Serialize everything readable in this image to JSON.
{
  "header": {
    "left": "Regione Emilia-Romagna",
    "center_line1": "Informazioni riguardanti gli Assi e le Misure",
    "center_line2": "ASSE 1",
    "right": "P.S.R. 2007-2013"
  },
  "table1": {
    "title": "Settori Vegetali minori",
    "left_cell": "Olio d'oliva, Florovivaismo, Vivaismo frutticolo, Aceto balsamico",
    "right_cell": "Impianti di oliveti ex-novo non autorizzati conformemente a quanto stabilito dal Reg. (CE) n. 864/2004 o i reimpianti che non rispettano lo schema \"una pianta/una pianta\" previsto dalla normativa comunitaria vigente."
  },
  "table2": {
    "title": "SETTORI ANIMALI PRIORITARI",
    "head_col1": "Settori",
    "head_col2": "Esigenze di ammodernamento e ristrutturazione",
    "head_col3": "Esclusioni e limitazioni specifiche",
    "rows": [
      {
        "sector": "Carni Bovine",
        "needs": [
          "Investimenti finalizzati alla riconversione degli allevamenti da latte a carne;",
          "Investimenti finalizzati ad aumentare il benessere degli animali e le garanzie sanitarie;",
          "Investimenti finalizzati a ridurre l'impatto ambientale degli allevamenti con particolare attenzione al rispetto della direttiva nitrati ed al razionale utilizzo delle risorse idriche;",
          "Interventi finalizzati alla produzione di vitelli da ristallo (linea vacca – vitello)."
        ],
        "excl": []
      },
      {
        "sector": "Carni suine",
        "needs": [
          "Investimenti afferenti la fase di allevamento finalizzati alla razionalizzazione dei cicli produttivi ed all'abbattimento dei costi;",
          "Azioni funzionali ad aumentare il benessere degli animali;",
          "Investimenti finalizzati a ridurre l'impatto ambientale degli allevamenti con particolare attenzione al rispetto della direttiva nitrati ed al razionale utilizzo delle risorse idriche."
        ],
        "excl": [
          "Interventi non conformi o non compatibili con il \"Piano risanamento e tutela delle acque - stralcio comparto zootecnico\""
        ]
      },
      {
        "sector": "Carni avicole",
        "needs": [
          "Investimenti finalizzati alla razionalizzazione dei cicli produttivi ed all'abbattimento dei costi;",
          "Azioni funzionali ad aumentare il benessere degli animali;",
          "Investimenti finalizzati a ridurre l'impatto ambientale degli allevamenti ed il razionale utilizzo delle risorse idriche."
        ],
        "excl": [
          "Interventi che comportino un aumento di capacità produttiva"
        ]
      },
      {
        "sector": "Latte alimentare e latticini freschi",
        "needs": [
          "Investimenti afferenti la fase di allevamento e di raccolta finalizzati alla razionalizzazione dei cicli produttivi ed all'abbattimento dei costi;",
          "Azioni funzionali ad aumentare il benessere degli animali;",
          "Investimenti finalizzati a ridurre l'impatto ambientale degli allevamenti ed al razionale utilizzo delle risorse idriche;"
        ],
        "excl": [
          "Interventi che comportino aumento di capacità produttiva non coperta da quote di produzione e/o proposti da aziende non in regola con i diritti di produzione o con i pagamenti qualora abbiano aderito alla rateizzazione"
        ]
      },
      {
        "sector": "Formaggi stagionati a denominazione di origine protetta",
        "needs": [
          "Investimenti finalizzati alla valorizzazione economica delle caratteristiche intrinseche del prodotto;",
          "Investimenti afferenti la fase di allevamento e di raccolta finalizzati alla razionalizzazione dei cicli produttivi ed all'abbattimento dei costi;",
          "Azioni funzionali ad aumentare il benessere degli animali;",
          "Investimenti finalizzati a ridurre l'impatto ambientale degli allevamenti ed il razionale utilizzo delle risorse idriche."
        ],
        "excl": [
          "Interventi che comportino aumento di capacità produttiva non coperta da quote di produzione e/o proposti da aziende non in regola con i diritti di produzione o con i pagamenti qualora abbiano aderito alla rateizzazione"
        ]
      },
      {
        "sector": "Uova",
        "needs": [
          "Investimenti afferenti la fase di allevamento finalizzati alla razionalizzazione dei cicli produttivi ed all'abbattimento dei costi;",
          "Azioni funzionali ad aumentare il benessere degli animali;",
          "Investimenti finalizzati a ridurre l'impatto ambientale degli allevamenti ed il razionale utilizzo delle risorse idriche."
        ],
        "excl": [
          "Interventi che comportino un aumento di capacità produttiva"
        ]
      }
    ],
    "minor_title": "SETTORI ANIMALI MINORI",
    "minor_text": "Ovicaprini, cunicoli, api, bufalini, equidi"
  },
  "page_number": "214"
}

▶ EXERCISE
Reproduce each entry above exactly, keeping every word.

▶ FULL OUTPUT
Serialize everything readable in this image to JSON.
{
  "header": {
    "left": "Regione Emilia-Romagna",
    "center_line1": "Informazioni riguardanti gli Assi e le Misure",
    "center_line2": "ASSE 1",
    "right": "P.S.R. 2007-2013"
  },
  "table1": {
    "title": "Settori Vegetali minori",
    "left_cell": "Olio d'oliva, Florovivaismo, Vivaismo frutticolo, Aceto balsamico",
    "right_cell": "Impianti di oliveti ex-novo non autorizzati conformemente a quanto stabilito dal Reg. (CE) n. 864/2004 o i reimpianti che non rispettano lo schema \"una pianta/una pianta\" previsto dalla normativa comunitaria vigente."
  },
  "table2": {
    "title": "SETTORI ANIMALI PRIORITARI",
    "head_col1": "Settori",
    "head_col2": "Esigenze di ammodernamento e ristrutturazione",
    "head_col3": "Esclusioni e limitazioni specifiche",
    "rows": [
      {
        "sector": "Carni Bovine",
        "needs": [
          "Investimenti finalizzati alla riconversione degli allevamenti da latte a carne;",
          "Investimenti finalizzati ad aumentare il benessere degli animali e le garanzie sanitarie;",
          "Investimenti finalizzati a ridurre l'impatto ambientale degli allevamenti con particolare attenzione al rispetto della direttiva nitrati ed al razionale utilizzo delle risorse idriche;",
          "Interventi finalizzati alla produzione di vitelli da ristallo (linea vacca – vitello)."
        ],
        "excl": []
      },
      {
        "sector": "Carni suine",
        "needs": [
          "Investimenti afferenti la fase di allevamento finalizzati alla razionalizzazione dei cicli produttivi ed all'abbattimento dei costi;",
          "Azioni funzionali ad aumentare il benessere degli animali;",
          "Investimenti finalizzati a ridurre l'impatto ambientale degli allevamenti con particolare attenzione al rispetto della direttiva nitrati ed al razionale utilizzo delle risorse idriche."
        ],
        "excl": [
          "Interventi non conformi o non compatibili con il \"Piano risanamento e tutela delle acque - stralcio comparto zootecnico\""
        ]
      },
      {
        "sector": "Carni avicole",
        "needs": [
          "Investimenti finalizzati alla razionalizzazione dei cicli produttivi ed all'abbattimento dei costi;",
          "Azioni funzionali ad aumentare il benessere degli animali;",
          "Investimenti finalizzati a ridurre l'impatto ambientale degli allevamenti ed il razionale utilizzo delle risorse idriche."
        ],
        "excl": [
          "Interventi che comportino un aumento di capacità produttiva"
        ]
      },
      {
        "sector": "Latte alimentare e latticini freschi",
        "needs": [
          "Investimenti afferenti la fase di allevamento e di raccolta finalizzati alla razionalizzazione dei cicli produttivi ed all'abbattimento dei costi;",
          "Azioni funzionali ad aumentare il benessere degli animali;",
          "Investimenti finalizzati a ridurre l'impatto ambientale degli allevamenti ed al razionale utilizzo delle risorse idriche;"
        ],
        "excl": [
          "Interventi che comportino aumento di capacità produttiva non coperta da quote di produzione e/o proposti da aziende non in regola con i diritti di produzione o con i pagamenti qualora abbiano aderito alla rateizzazione"
        ]
      },
      {
        "sector": "Formaggi stagionati a denominazione di origine protetta",
        "needs": [
          "Investimenti finalizzati alla valorizzazione economica delle caratteristiche intrinseche del prodotto;",
          "Investimenti afferenti la fase di allevamento e di raccolta finalizzati alla razionalizzazione dei cicli produttivi ed all'abbattimento dei costi;",
          "Azioni funzionali ad aumentare il benessere degli animali;",
          "Investimenti finalizzati a ridurre l'impatto ambientale degli allevamenti ed il razionale utilizzo delle risorse idriche."
        ],
        "excl": [
          "Interventi che comportino aumento di capacità produttiva non coperta da quote di produzione e/o proposti da aziende non in regola con i diritti di produzione o con i pagamenti qualora abbiano aderito alla rateizzazione"
        ]
      },
      {
        "sector": "Uova",
        "needs": [
          "Investimenti afferenti la fase di allevamento finalizzati alla razionalizzazione dei cicli produttivi ed all'abbattimento dei costi;",
          "Azioni funzionali ad aumentare il benessere degli animali;",
          "Investimenti finalizzati a ridurre l'impatto ambientale degli allevamenti ed il razionale utilizzo delle risorse idriche."
        ],
        "excl": [
          "Interventi che comportino un aumento di capacità produttiva"
        ]
      }
    ],
    "minor_title": "SETTORI ANIMALI MINORI",
    "minor_text": "Ovicaprini, cunicoli, api, bufalini, equidi"
  },
  "page_number": "214"
}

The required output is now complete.